Task prompt:
Return the passage of the article about Amazon and Wal-Mart word for word, starting with "The problem is" and going on through "been fighting back.".

Reading passage:
<<<<
Amazon's Big Problem

May 7 2014, 8:15pm CDT | by

Amazon has a big problem–Wal-Mart.

For years, Amazon has been expanding the scale and scope of its operation, both horizontally and vertically—a strategy that resembles that of Standard Oil’s in the late 19th century.

The problem is that Amazon competes in a different industry, and during a different era, from Standard Oil. And its winner take all strategy for the click and the brick world is turning costly – because a strategy like that requires a great deal of investment for warehouses, transportation gear, content acquisition, and so on.

Worse, it pits the company against giants like Wal-Mart, and Wal-Mart has been fighting back.

Recently, Wal-Mart scored a big win against Amazon.com: Wal-Mart’s on-line sales growth outpaced the sales of Amazon.com for the period ended Dec.31.

Wal-Mart’s gains against Amazon.com follow a well-crafted strategy, which includes the acquisition of on-line search technologies and the building of warehouses.In 2013, for instance, @WalmartLabs, Wal-Marts e-commerce technology arm, acquired four start-ups: Torbit, a cloud-based website accelerator service; Inkiru, a predictive intelligence platform; OneOps, a cloud based automation technology; and Tasty Labs.
>>>>
Source material:
<<<<
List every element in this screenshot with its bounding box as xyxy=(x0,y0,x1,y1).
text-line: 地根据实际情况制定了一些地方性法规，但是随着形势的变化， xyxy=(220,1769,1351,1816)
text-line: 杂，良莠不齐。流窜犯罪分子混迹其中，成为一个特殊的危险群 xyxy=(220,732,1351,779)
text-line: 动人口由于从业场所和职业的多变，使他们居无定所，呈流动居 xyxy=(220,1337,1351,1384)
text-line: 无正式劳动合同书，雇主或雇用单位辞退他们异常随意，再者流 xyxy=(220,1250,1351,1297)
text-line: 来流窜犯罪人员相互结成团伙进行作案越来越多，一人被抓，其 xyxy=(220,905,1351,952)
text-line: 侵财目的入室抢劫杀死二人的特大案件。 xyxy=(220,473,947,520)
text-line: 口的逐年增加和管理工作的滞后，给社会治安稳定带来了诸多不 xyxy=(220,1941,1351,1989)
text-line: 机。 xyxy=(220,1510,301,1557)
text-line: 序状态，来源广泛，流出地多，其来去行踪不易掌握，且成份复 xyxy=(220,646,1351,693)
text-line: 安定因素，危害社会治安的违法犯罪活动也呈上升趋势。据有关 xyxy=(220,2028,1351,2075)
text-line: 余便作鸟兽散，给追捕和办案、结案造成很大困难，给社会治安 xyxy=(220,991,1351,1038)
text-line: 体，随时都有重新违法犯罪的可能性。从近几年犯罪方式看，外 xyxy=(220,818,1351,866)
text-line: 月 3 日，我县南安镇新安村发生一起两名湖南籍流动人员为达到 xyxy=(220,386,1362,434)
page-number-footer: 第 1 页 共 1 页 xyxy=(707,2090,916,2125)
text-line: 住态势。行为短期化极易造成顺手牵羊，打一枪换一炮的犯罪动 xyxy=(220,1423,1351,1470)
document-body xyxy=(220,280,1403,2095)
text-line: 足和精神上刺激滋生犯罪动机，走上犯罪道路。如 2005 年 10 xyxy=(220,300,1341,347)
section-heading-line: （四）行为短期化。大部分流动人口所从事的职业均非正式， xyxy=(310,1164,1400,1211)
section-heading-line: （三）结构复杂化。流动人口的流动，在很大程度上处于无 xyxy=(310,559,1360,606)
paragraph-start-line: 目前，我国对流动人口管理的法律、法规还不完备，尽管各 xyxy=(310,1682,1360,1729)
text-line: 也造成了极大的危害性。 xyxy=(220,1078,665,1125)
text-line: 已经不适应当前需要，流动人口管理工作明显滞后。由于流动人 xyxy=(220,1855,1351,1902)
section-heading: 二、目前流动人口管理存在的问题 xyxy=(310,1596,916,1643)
>>>>
Task result:
The problem is that Amazon competes in a different industry, and during a different era, from Standard Oil. And its winner take all strategy for the click and the brick world is turning costly – because a strategy like that requires a great deal of investment for warehouses, transportation gear, content acquisition, and so on.

Worse, it pits the company against giants like Wal-Mart, and Wal-Mart has been fighting back.